Exercise brief >> Below are the records; locate each line with the word "name" and copy it.

### Exercise data ###

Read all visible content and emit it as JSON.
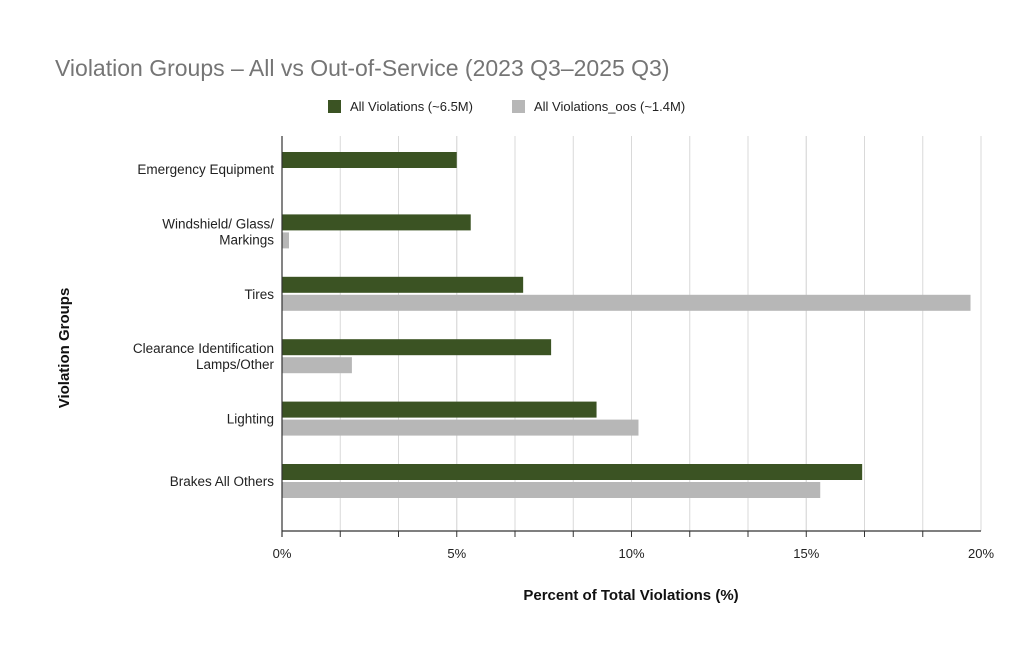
{
  "chart_data": {
    "type": "bar",
    "orientation": "horizontal",
    "title": "Violation Groups – All vs Out-of-Service (2023 Q3–2025 Q3)",
    "xlabel": "Percent of Total Violations (%)",
    "ylabel": "Violation Groups",
    "categories": [
      "Emergency Equipment",
      "Windshield/ Glass/ Markings",
      "Tires",
      "Clearance Identification Lamps/Other",
      "Lighting",
      "Brakes All Others"
    ],
    "category_lines": [
      [
        "Emergency Equipment"
      ],
      [
        "Windshield/ Glass/",
        "Markings"
      ],
      [
        "Tires"
      ],
      [
        "Clearance Identification",
        "Lamps/Other"
      ],
      [
        "Lighting"
      ],
      [
        "Brakes All Others"
      ]
    ],
    "series": [
      {
        "name": "All Violations (~6.5M)",
        "color": "#3b5323",
        "values": [
          5.0,
          5.4,
          6.9,
          7.7,
          9.0,
          16.6
        ]
      },
      {
        "name": "All Violations_oos (~1.4M)",
        "color": "#b7b7b7",
        "values": [
          0.0,
          0.2,
          19.7,
          2.0,
          10.2,
          15.4
        ]
      }
    ],
    "xlim": [
      0,
      20
    ],
    "xticks": [
      0,
      5,
      10,
      15,
      20
    ],
    "xtick_labels": [
      "0%",
      "5%",
      "10%",
      "15%",
      "20%"
    ],
    "minor_grid_step": 1.6667,
    "grid": true,
    "legend_position": "top"
  }
}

###

Result >>
        "name": "All Violations (~6.5M)",
        "name": "All Violations_oos (~1.4M)",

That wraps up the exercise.